Please copy out the material below line by line, with no changes at all.

### EXTRACTED MATERIAL
START

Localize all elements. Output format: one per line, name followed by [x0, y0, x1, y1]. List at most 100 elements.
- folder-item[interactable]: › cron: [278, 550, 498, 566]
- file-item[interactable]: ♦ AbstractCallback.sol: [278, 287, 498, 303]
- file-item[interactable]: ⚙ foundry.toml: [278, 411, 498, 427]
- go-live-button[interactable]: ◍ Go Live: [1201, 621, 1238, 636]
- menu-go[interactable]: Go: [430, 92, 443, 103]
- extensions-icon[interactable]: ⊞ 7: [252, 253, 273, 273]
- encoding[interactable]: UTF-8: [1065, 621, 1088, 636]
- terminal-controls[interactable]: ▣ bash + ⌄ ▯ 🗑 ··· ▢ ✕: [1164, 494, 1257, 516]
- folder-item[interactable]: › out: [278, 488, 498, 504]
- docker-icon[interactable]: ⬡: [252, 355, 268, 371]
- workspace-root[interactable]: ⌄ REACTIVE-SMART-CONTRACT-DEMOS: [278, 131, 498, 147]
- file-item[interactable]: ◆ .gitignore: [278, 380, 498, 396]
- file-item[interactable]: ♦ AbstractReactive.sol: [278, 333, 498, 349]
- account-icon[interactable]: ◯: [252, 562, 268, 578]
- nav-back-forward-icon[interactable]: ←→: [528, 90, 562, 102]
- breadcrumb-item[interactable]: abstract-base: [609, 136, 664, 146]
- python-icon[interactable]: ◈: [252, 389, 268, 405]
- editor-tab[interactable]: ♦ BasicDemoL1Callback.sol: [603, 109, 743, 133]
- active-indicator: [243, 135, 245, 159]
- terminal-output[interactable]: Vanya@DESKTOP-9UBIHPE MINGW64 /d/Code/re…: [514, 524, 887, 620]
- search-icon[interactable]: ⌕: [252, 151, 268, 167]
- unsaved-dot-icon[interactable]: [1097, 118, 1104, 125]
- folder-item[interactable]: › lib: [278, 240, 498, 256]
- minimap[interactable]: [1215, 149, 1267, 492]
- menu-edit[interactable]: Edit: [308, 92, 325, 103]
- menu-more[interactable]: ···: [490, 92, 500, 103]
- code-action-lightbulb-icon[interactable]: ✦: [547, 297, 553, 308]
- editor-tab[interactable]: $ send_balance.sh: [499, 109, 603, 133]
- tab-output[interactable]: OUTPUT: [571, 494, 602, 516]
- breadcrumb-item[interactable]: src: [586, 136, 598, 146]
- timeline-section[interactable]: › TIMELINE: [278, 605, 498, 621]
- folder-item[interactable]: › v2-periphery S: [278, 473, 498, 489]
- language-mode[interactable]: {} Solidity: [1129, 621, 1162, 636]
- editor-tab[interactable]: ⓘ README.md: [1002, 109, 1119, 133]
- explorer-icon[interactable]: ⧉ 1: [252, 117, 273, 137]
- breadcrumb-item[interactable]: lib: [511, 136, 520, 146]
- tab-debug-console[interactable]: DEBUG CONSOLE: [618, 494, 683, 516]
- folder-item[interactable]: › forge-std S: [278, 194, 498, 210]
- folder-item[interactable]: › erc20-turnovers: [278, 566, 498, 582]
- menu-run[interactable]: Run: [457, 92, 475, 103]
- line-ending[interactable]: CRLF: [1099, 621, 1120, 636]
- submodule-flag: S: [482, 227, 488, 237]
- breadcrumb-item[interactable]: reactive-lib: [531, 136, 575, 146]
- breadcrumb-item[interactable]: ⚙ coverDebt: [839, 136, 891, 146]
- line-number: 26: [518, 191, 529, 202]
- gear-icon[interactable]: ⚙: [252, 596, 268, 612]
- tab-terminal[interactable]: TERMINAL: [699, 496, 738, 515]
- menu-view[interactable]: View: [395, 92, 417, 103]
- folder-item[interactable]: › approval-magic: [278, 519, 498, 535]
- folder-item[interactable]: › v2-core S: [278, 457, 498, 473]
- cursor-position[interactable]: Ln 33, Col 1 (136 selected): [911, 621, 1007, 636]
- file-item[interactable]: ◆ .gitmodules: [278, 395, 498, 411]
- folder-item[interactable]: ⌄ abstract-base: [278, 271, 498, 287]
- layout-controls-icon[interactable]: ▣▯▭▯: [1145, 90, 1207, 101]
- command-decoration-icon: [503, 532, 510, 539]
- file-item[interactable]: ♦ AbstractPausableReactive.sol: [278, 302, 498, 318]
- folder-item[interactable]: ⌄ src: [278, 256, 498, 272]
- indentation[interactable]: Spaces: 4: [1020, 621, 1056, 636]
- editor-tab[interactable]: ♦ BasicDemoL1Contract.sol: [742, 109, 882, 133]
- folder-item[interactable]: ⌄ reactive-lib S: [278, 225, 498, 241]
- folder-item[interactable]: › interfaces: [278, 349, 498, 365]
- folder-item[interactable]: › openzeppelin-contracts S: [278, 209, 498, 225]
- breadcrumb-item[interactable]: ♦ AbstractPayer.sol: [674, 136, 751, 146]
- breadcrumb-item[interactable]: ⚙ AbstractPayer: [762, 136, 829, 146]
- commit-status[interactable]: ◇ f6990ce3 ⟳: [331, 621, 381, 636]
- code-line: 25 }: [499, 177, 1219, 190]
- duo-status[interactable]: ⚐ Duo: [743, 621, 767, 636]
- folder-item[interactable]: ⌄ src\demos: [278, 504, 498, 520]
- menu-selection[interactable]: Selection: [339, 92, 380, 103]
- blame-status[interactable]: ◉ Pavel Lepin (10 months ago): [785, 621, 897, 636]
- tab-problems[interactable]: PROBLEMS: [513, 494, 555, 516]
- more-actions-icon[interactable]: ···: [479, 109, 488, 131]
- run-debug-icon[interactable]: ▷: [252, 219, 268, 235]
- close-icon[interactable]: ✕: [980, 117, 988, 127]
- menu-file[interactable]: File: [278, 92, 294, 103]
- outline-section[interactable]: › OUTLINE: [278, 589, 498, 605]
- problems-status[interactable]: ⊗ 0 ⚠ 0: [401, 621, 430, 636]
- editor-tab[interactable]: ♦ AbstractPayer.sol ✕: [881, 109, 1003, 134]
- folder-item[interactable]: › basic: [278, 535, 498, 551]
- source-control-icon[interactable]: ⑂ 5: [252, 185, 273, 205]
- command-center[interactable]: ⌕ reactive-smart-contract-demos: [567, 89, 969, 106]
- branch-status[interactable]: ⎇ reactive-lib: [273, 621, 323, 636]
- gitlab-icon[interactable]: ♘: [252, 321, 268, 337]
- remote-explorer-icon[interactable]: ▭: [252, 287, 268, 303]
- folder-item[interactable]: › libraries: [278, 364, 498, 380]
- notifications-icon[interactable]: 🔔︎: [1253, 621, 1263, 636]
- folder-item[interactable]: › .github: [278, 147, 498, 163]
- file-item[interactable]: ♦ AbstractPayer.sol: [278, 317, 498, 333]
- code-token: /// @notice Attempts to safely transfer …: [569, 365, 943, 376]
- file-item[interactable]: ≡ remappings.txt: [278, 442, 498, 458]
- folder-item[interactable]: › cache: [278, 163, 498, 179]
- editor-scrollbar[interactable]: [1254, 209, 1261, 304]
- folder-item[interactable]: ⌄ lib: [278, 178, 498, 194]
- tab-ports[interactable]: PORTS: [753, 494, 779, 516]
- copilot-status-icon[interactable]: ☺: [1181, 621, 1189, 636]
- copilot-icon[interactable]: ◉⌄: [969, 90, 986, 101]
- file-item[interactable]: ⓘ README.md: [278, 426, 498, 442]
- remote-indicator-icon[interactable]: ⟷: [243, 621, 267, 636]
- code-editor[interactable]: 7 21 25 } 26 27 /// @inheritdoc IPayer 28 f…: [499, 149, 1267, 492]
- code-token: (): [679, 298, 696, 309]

END

### ANSWER TO THE PROBLEM
Localize all elements. Output format: one per line, name followed by [x0, y0, x1, y1]. List at most 100 elements.
- folder-item[interactable]: › cron: [278, 550, 498, 566]
- file-item[interactable]: ♦ AbstractCallback.sol: [278, 287, 498, 303]
- file-item[interactable]: ⚙ foundry.toml: [278, 411, 498, 427]
- go-live-button[interactable]: ◍ Go Live: [1201, 621, 1238, 636]
- menu-go[interactable]: Go: [430, 92, 443, 103]
- extensions-icon[interactable]: ⊞ 7: [252, 253, 273, 273]
- encoding[interactable]: UTF-8: [1065, 621, 1088, 636]
- terminal-controls[interactable]: ▣ bash + ⌄ ▯ 🗑 ··· ▢ ✕: [1164, 494, 1257, 516]
- folder-item[interactable]: › out: [278, 488, 498, 504]
- docker-icon[interactable]: ⬡: [252, 355, 268, 371]
- workspace-root[interactable]: ⌄ REACTIVE-SMART-CONTRACT-DEMOS: [278, 131, 498, 147]
- file-item[interactable]: ◆ .gitignore: [278, 380, 498, 396]
- file-item[interactable]: ♦ AbstractReactive.sol: [278, 333, 498, 349]
- account-icon[interactable]: ◯: [252, 562, 268, 578]
- nav-back-forward-icon[interactable]: ←→: [528, 90, 562, 102]
- breadcrumb-item[interactable]: abstract-base: [609, 136, 664, 146]
- python-icon[interactable]: ◈: [252, 389, 268, 405]
- editor-tab[interactable]: ♦ BasicDemoL1Callback.sol: [603, 109, 743, 133]
- active-indicator: [243, 135, 245, 159]
- terminal-output[interactable]: Vanya@DESKTOP-9UBIHPE MINGW64 /d/Code/re…: [514, 524, 887, 620]
- search-icon[interactable]: ⌕: [252, 151, 268, 167]
- unsaved-dot-icon[interactable]: [1097, 118, 1104, 125]
- folder-item[interactable]: › lib: [278, 240, 498, 256]
- minimap[interactable]: [1215, 149, 1267, 492]
- menu-edit[interactable]: Edit: [308, 92, 325, 103]
- menu-more[interactable]: ···: [490, 92, 500, 103]
- code-action-lightbulb-icon[interactable]: ✦: [547, 297, 553, 308]
- editor-tab[interactable]: $ send_balance.sh: [499, 109, 603, 133]
- tab-output[interactable]: OUTPUT: [571, 494, 602, 516]
- breadcrumb-item[interactable]: src: [586, 136, 598, 146]
- timeline-section[interactable]: › TIMELINE: [278, 605, 498, 621]
- folder-item[interactable]: › v2-periphery S: [278, 473, 498, 489]
- language-mode[interactable]: {} Solidity: [1129, 621, 1162, 636]
- editor-tab[interactable]: ⓘ README.md: [1002, 109, 1119, 133]
- explorer-icon[interactable]: ⧉ 1: [252, 117, 273, 137]
- breadcrumb-item[interactable]: lib: [511, 136, 520, 146]
- tab-debug-console[interactable]: DEBUG CONSOLE: [618, 494, 683, 516]
- folder-item[interactable]: › forge-std S: [278, 194, 498, 210]
- folder-item[interactable]: › erc20-turnovers: [278, 566, 498, 582]
- menu-run[interactable]: Run: [457, 92, 475, 103]
- line-ending[interactable]: CRLF: [1099, 621, 1120, 636]
- submodule-flag: S: [482, 227, 488, 237]
- breadcrumb-item[interactable]: reactive-lib: [531, 136, 575, 146]
- breadcrumb-item[interactable]: ⚙ coverDebt: [839, 136, 891, 146]
- line-number: 26: [518, 191, 529, 202]
- gear-icon[interactable]: ⚙: [252, 596, 268, 612]
- tab-terminal[interactable]: TERMINAL: [699, 496, 738, 515]
- menu-view[interactable]: View: [395, 92, 417, 103]
- folder-item[interactable]: › approval-magic: [278, 519, 498, 535]
- folder-item[interactable]: › v2-core S: [278, 457, 498, 473]
- cursor-position[interactable]: Ln 33, Col 1 (136 selected): [911, 621, 1007, 636]
- file-item[interactable]: ◆ .gitmodules: [278, 395, 498, 411]
- folder-item[interactable]: ⌄ abstract-base: [278, 271, 498, 287]
- layout-controls-icon[interactable]: ▣▯▭▯: [1145, 90, 1207, 101]
- command-decoration-icon: [503, 532, 510, 539]
- file-item[interactable]: ♦ AbstractPausableReactive.sol: [278, 302, 498, 318]
- folder-item[interactable]: ⌄ src: [278, 256, 498, 272]
- indentation[interactable]: Spaces: 4: [1020, 621, 1056, 636]
- editor-tab[interactable]: ♦ BasicDemoL1Contract.sol: [742, 109, 882, 133]
- folder-item[interactable]: ⌄ reactive-lib S: [278, 225, 498, 241]
- folder-item[interactable]: › interfaces: [278, 349, 498, 365]
- folder-item[interactable]: › openzeppelin-contracts S: [278, 209, 498, 225]
- breadcrumb-item[interactable]: ♦ AbstractPayer.sol: [674, 136, 751, 146]
- breadcrumb-item[interactable]: ⚙ AbstractPayer: [762, 136, 829, 146]
- commit-status[interactable]: ◇ f6990ce3 ⟳: [331, 621, 381, 636]
- code-line: 25 }: [499, 177, 1219, 190]
- duo-status[interactable]: ⚐ Duo: [743, 621, 767, 636]
- folder-item[interactable]: ⌄ src\demos: [278, 504, 498, 520]
- menu-selection[interactable]: Selection: [339, 92, 380, 103]
- blame-status[interactable]: ◉ Pavel Lepin (10 months ago): [785, 621, 897, 636]
- tab-problems[interactable]: PROBLEMS: [513, 494, 555, 516]
- more-actions-icon[interactable]: ···: [479, 109, 488, 131]
- run-debug-icon[interactable]: ▷: [252, 219, 268, 235]
- close-icon[interactable]: ✕: [980, 117, 988, 127]
- menu-file[interactable]: File: [278, 92, 294, 103]
- outline-section[interactable]: › OUTLINE: [278, 589, 498, 605]
- problems-status[interactable]: ⊗ 0 ⚠ 0: [401, 621, 430, 636]
- editor-tab[interactable]: ♦ AbstractPayer.sol ✕: [881, 109, 1003, 134]
- folder-item[interactable]: › basic: [278, 535, 498, 551]
- source-control-icon[interactable]: ⑂ 5: [252, 185, 273, 205]
- command-center[interactable]: ⌕ reactive-smart-contract-demos: [567, 89, 969, 106]
- branch-status[interactable]: ⎇ reactive-lib: [273, 621, 323, 636]
- gitlab-icon[interactable]: ♘: [252, 321, 268, 337]
- remote-explorer-icon[interactable]: ▭: [252, 287, 268, 303]
- folder-item[interactable]: › libraries: [278, 364, 498, 380]
- notifications-icon[interactable]: 🔔︎: [1253, 621, 1263, 636]
- folder-item[interactable]: › .github: [278, 147, 498, 163]
- file-item[interactable]: ♦ AbstractPayer.sol: [278, 317, 498, 333]
- code-token: /// @notice Attempts to safely transfer …: [569, 365, 943, 376]
- file-item[interactable]: ≡ remappings.txt: [278, 442, 498, 458]
- folder-item[interactable]: › cache: [278, 163, 498, 179]
- editor-scrollbar[interactable]: [1254, 209, 1261, 304]
- folder-item[interactable]: ⌄ lib: [278, 178, 498, 194]
- tab-ports[interactable]: PORTS: [753, 494, 779, 516]
- copilot-status-icon[interactable]: ☺: [1181, 621, 1189, 636]
- copilot-icon[interactable]: ◉⌄: [969, 90, 986, 101]
- file-item[interactable]: ⓘ README.md: [278, 426, 498, 442]
- remote-indicator-icon[interactable]: ⟷: [243, 621, 267, 636]
- code-editor[interactable]: 7 21 25 } 26 27 /// @inheritdoc IPayer 28 f…: [499, 149, 1267, 492]
- code-token: (): [679, 298, 696, 309]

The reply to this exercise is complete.